Nowadays, most financial transactions, as well as fraud, are conducted online. Researchers are developing sophisticated logic to identify suspicious online activity.

“I hope he doesn’t take too long,” you grumble as you wait at the ATM behind a customer who is taking his sweet time withdrawing cash. For the umpteenth time, you check your watch and sigh audibly as you wait for the man to finish his withdrawal.

Finally, the machine spits out a large wad of cash and returns his card – but as soon as you make a move for your turn, the man pulls out another card from his wallet and restarts the process.

He must be about to buy something really expensive, you reason, as more cash comes out of the ATM. And he’s not even done yet, as he starts fiddling in his wallet to find another card. You start wondering if he’s up to something illegal?

In the 2003 great cyber heist in New York, a suspicious young man was followed by detectives who saw him performing an unusually large number of withdrawals from an ATM.

It turned out that he had stolen credit card information from unsuspecting persons, and

he was using that information with bank cards loaded with stolen data.

Fast-forward to 2016 – in the present internet age, most financial transactions are conducted online. And that means that most frauds also take place online.

To counter this, banks and other companies handling financial transactions have built complex software systems to ensure that these transactions are secure and not fraudulent.

But the complexity of these software systems means that it is easy for them to contain programming mistakes which may allow for loopholes and means for circumventing deviant behaviour they are trying to stop in the first place.

Dataset entries:
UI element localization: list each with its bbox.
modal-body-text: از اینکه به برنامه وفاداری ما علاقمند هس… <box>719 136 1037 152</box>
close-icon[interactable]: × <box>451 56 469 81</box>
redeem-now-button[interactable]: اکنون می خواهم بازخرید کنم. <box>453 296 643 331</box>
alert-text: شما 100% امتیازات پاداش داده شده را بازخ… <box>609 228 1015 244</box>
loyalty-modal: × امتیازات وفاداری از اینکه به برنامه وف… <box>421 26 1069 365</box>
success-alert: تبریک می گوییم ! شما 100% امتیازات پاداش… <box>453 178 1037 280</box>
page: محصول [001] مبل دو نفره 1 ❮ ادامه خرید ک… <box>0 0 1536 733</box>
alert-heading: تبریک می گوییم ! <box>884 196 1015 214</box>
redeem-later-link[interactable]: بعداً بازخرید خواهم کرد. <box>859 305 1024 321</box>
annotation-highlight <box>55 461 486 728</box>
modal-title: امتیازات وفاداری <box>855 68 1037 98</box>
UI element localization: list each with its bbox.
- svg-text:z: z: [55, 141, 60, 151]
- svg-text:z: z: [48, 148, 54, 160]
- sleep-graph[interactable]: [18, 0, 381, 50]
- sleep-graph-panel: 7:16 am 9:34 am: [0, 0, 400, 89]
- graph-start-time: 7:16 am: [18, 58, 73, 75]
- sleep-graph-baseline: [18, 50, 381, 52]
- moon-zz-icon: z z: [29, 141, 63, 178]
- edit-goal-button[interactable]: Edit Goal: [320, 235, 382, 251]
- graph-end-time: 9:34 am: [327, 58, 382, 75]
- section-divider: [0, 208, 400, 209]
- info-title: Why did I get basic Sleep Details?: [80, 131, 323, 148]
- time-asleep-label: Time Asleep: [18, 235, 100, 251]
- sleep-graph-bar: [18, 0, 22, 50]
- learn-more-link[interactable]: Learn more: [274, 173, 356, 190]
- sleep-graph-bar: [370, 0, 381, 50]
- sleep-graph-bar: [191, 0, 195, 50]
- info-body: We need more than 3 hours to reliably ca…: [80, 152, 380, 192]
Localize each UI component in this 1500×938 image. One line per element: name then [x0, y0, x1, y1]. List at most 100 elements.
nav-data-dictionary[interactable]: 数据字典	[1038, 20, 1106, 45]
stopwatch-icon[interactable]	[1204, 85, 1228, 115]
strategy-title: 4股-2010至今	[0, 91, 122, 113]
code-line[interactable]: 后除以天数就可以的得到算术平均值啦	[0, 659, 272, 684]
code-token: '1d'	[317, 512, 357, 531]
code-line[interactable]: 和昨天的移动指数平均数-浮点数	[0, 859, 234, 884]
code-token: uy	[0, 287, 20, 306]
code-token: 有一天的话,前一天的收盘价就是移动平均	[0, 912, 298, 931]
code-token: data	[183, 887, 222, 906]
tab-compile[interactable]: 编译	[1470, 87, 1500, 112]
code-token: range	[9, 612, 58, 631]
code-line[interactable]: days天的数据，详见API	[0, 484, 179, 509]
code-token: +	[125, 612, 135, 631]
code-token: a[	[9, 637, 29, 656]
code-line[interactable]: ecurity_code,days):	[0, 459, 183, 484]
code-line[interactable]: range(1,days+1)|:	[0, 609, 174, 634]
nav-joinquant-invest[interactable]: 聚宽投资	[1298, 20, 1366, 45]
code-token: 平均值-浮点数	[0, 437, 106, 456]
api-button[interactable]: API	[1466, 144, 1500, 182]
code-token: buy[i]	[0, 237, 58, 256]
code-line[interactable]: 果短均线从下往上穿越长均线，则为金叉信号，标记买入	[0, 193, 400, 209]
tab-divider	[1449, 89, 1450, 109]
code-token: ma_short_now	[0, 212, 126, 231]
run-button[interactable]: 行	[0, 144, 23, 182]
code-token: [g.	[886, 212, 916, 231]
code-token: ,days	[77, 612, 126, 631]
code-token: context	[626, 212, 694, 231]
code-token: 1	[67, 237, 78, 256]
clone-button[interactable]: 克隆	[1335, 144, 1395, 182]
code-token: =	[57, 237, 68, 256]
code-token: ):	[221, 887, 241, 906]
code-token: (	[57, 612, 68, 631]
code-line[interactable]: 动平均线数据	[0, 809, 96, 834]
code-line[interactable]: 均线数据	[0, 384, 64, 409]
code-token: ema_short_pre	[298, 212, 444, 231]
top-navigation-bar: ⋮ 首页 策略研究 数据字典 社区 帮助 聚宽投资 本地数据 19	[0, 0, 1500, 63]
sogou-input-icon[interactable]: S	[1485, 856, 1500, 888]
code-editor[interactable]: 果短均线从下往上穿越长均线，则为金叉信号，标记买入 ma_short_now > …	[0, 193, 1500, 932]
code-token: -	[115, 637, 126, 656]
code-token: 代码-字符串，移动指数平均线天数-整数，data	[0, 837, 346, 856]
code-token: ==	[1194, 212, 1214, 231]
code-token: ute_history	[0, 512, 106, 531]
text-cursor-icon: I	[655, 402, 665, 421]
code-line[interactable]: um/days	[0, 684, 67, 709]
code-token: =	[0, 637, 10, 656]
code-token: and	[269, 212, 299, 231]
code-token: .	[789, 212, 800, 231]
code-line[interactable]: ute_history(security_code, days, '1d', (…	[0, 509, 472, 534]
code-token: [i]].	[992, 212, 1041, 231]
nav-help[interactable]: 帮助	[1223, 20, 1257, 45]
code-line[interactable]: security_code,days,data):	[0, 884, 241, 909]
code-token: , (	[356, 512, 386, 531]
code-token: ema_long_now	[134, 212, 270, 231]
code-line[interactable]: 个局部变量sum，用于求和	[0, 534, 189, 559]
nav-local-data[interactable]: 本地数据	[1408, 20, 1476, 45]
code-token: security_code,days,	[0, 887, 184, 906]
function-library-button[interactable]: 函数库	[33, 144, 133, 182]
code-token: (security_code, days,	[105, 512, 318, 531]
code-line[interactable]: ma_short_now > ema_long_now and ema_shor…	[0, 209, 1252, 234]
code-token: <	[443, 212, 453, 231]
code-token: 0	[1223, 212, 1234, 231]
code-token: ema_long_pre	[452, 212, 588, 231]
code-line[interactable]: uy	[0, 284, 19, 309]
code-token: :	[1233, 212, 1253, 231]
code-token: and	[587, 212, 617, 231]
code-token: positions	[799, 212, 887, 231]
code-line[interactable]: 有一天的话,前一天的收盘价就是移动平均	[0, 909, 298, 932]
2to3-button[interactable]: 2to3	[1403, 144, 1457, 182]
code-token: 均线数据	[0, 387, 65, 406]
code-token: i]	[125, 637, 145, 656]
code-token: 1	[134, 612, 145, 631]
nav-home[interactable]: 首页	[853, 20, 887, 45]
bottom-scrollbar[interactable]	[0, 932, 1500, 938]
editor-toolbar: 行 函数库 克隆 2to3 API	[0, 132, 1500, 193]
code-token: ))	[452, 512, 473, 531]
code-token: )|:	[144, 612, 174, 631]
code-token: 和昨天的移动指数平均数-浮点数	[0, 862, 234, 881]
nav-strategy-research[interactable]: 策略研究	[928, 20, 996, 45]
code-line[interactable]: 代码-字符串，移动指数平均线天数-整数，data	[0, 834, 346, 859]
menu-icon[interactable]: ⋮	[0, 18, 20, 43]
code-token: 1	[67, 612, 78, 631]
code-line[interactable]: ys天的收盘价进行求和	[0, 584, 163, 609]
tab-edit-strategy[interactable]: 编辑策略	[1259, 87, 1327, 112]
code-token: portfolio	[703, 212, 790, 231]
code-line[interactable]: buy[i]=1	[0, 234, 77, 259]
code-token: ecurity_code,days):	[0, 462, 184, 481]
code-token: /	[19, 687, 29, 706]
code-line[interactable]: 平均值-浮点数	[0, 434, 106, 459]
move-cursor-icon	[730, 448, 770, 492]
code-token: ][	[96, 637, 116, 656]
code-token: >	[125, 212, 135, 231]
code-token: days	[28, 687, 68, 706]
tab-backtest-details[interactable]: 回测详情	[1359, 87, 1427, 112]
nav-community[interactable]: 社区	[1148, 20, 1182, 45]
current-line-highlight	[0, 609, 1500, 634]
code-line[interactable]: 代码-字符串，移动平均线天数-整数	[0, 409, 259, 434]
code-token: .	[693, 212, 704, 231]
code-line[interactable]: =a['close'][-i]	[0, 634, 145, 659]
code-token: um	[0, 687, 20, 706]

> **WRITTEN TASK 1**
Copy everything from the start of the dataset entries down to the line containing "close-icon[interactable]: × <box>451", reproducing each line exactly.
> **WRITTEN TASK 2**
Continue the passage on catching online financial fraud, starting after its final sentence.

> **EXERCISE ANSWER 1**
UI element localization: list each with its bbox.
modal-body-text: از اینکه به برنامه وفاداری ما علاقمند هس… <box>719 136 1037 152</box>
close-icon[interactable]: × <box>451 56 469 81</box>

> **EXERCISE ANSWER 2**
And even though software companies invest substantial resources in testing their systems to discover and remedy problems before deploying them, this does not suffice, since any uncaught software errors discovered by malicious users can be abused repeatedly, resulting in serious consequences.

A team of researchers at the University of Malta, together with software architects and engineers at Ixaris Systems Limited, are working on developing innovative technologies in order to address this problem – developing techniques to support complex software, particularly in the domain of online financial transaction systems.

Ixaris Systems Limited has built a payment platform which includes sophisticated logic

to identify suspicious online activity. The company’s quality assurance team ensures that software testing is heavily used, in order to identify wrongly implemented logic.

All software companies invest heavily in developing software tests to check that their systems work as they should before these are made available to clients. Yet tests on their own cannot guarantee that the software works correctly 100 per cent of the time once the system is out there.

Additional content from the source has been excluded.